§ TASK OBJECTIVE
State only how many lines contain the string "Oxalacetat".

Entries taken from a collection
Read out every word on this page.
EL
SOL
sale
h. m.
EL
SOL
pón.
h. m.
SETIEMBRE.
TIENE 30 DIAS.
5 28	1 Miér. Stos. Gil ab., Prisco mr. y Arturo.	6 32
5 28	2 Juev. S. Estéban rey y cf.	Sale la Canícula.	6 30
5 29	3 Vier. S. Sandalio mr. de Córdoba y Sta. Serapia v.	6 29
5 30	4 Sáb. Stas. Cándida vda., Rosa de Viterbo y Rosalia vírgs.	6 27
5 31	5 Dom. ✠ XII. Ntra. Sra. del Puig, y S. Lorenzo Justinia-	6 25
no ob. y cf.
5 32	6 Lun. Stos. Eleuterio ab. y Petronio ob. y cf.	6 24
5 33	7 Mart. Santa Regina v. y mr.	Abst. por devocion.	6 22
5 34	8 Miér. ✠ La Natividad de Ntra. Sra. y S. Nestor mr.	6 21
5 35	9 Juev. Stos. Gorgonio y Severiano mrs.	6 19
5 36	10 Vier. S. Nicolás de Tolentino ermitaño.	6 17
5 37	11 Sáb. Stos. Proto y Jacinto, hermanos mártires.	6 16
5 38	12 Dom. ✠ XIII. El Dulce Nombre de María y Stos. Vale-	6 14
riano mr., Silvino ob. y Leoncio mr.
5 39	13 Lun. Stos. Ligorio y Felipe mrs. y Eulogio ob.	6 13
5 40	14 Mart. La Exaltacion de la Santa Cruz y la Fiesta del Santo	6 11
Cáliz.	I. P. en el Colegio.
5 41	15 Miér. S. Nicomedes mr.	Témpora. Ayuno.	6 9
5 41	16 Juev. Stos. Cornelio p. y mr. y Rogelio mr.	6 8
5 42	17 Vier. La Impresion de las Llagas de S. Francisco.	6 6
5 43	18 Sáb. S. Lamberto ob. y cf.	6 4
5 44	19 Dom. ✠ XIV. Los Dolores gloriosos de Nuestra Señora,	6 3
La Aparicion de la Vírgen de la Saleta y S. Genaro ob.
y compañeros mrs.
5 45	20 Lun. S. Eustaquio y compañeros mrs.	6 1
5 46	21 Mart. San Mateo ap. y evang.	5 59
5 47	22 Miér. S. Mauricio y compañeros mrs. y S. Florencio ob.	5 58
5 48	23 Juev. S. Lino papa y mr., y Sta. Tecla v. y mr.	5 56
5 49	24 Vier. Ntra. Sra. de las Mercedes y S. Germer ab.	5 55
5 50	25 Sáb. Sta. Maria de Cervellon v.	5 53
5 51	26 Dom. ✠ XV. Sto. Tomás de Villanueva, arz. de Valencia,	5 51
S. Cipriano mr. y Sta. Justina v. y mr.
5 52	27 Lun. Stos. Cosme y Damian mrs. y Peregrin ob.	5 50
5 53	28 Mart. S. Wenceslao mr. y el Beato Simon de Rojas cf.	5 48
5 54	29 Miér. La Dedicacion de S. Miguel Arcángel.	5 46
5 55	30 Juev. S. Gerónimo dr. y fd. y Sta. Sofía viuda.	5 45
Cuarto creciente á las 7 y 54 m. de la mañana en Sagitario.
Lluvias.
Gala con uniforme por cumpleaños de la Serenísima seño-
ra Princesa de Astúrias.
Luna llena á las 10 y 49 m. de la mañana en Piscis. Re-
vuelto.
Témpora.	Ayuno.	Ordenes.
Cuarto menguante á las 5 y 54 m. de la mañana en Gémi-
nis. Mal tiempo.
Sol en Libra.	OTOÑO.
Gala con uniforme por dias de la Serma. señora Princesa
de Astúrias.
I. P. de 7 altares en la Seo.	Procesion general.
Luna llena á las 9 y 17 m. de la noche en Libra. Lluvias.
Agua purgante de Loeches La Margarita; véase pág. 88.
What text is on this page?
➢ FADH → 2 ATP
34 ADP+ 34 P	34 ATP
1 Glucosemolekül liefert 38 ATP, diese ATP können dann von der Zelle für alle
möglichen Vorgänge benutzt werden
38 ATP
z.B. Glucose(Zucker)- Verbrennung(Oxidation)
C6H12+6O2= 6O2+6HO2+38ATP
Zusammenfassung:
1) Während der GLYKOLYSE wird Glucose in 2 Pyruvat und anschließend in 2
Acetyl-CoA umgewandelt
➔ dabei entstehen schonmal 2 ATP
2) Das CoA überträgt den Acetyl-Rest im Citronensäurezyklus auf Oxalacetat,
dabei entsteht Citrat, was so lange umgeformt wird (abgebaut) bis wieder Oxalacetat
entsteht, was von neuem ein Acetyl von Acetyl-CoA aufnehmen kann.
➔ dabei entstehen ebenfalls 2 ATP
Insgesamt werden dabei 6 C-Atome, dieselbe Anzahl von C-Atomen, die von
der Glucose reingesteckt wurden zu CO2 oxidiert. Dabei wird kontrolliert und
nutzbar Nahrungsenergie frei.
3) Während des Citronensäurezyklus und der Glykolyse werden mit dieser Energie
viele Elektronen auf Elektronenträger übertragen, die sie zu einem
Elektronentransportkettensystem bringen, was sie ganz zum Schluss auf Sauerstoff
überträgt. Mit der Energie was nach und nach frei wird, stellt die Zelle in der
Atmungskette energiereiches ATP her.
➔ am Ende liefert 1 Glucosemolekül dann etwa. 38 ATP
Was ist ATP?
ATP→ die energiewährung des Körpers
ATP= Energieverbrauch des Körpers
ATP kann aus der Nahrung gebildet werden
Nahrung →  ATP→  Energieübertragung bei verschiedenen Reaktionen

§ RESULT
2